THE RECORDS:
---

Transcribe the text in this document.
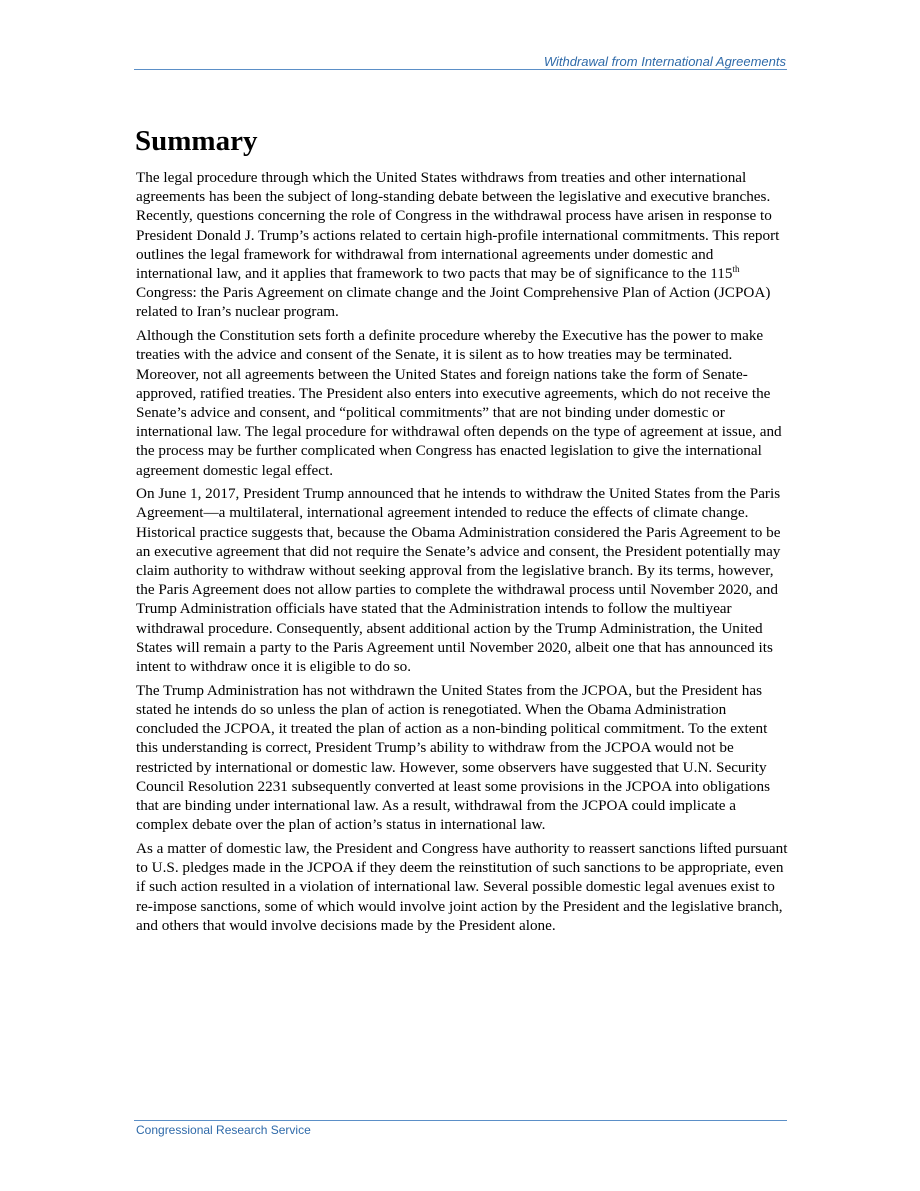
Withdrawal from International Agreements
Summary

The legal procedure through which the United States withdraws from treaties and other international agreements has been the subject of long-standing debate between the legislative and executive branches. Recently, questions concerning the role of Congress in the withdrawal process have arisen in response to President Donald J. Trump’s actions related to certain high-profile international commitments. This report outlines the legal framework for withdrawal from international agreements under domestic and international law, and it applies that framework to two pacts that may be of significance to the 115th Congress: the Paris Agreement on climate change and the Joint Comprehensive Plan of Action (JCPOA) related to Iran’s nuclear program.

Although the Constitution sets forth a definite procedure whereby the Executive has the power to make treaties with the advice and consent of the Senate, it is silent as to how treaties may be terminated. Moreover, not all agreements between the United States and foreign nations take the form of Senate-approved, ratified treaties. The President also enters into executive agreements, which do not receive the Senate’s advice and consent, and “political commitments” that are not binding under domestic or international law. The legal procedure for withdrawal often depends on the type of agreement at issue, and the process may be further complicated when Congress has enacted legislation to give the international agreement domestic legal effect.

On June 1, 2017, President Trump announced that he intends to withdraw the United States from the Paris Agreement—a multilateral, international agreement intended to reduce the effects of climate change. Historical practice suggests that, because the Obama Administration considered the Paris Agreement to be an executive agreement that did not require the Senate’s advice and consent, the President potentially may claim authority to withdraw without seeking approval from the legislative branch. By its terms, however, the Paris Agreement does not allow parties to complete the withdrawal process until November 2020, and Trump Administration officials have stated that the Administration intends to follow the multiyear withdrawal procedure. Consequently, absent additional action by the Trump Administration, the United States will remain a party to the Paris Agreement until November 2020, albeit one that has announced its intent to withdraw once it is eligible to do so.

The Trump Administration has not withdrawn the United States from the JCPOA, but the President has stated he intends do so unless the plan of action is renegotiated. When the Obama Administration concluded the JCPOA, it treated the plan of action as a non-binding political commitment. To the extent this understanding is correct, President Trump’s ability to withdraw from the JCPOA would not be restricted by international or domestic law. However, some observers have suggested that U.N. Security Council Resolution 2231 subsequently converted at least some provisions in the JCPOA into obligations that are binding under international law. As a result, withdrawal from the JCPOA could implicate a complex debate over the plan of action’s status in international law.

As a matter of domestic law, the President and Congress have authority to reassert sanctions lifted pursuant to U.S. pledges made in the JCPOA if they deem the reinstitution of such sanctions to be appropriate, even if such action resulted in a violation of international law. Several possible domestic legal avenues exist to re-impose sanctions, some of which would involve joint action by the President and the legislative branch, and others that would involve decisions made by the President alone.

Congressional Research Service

---

PROBLEM STATEMENT:
An exact transcription of all the entries is required, without the pictures.

RESPONSE FOR THIS EXERCISE:
Transcribe the text in this document.
Withdrawal from International Agreements
Summary

The legal procedure through which the United States withdraws from treaties and other international agreements has been the subject of long-standing debate between the legislative and executive branches. Recently, questions concerning the role of Congress in the withdrawal process have arisen in response to President Donald J. Trump’s actions related to certain high-profile international commitments. This report outlines the legal framework for withdrawal from international agreements under domestic and international law, and it applies that framework to two pacts that may be of significance to the 115th Congress: the Paris Agreement on climate change and the Joint Comprehensive Plan of Action (JCPOA) related to Iran’s nuclear program.

Although the Constitution sets forth a definite procedure whereby the Executive has the power to make treaties with the advice and consent of the Senate, it is silent as to how treaties may be terminated. Moreover, not all agreements between the United States and foreign nations take the form of Senate-approved, ratified treaties. The President also enters into executive agreements, which do not receive the Senate’s advice and consent, and “political commitments” that are not binding under domestic or international law. The legal procedure for withdrawal often depends on the type of agreement at issue, and the process may be further complicated when Congress has enacted legislation to give the international agreement domestic legal effect.

On June 1, 2017, President Trump announced that he intends to withdraw the United States from the Paris Agreement—a multilateral, international agreement intended to reduce the effects of climate change. Historical practice suggests that, because the Obama Administration considered the Paris Agreement to be an executive agreement that did not require the Senate’s advice and consent, the President potentially may claim authority to withdraw without seeking approval from the legislative branch. By its terms, however, the Paris Agreement does not allow parties to complete the withdrawal process until November 2020, and Trump Administration officials have stated that the Administration intends to follow the multiyear withdrawal procedure. Consequently, absent additional action by the Trump Administration, the United States will remain a party to the Paris Agreement until November 2020, albeit one that has announced its intent to withdraw once it is eligible to do so.

The Trump Administration has not withdrawn the United States from the JCPOA, but the President has stated he intends do so unless the plan of action is renegotiated. When the Obama Administration concluded the JCPOA, it treated the plan of action as a non-binding political commitment. To the extent this understanding is correct, President Trump’s ability to withdraw from the JCPOA would not be restricted by international or domestic law. However, some observers have suggested that U.N. Security Council Resolution 2231 subsequently converted at least some provisions in the JCPOA into obligations that are binding under international law. As a result, withdrawal from the JCPOA could implicate a complex debate over the plan of action’s status in international law.

As a matter of domestic law, the President and Congress have authority to reassert sanctions lifted pursuant to U.S. pledges made in the JCPOA if they deem the reinstitution of such sanctions to be appropriate, even if such action resulted in a violation of international law. Several possible domestic legal avenues exist to re-impose sanctions, some of which would involve joint action by the President and the legislative branch, and others that would involve decisions made by the President alone.

Congressional Research Service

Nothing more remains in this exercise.